- _Activity_
The entries should be restated word for word.

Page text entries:

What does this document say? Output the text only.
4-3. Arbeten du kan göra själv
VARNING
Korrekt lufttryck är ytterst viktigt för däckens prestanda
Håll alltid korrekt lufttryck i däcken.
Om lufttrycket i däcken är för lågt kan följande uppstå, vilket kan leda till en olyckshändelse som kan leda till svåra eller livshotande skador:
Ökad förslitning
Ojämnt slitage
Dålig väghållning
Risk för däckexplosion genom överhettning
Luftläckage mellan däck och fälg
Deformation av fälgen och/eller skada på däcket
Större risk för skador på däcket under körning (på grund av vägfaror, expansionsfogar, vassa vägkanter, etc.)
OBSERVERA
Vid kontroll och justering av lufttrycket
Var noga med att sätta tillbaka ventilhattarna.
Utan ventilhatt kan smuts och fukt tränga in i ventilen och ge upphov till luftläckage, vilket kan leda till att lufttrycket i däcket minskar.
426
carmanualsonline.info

- _Task answer_
What does this document say? Output the text only.
4-3. Arbeten du kan göra själv
VARNING
Korrekt lufttryck är ytterst viktigt för däckens prestanda
Håll alltid korrekt lufttryck i däcken.
Om lufttrycket i däcken är för lågt kan följande uppstå, vilket kan leda till en olyckshändelse som kan leda till svåra eller livshotande skador:
Ökad förslitning
Ojämnt slitage
Dålig väghållning
Risk för däckexplosion genom överhettning
Luftläckage mellan däck och fälg
Deformation av fälgen och/eller skada på däcket
Större risk för skador på däcket under körning (på grund av vägfaror, expansionsfogar, vassa vägkanter, etc.)
OBSERVERA
Vid kontroll och justering av lufttrycket
Var noga med att sätta tillbaka ventilhattarna.
Utan ventilhatt kan smuts och fukt tränga in i ventilen och ge upphov till luftläckage, vilket kan leda till att lufttrycket i däcket minskar.
426
carmanualsonline.info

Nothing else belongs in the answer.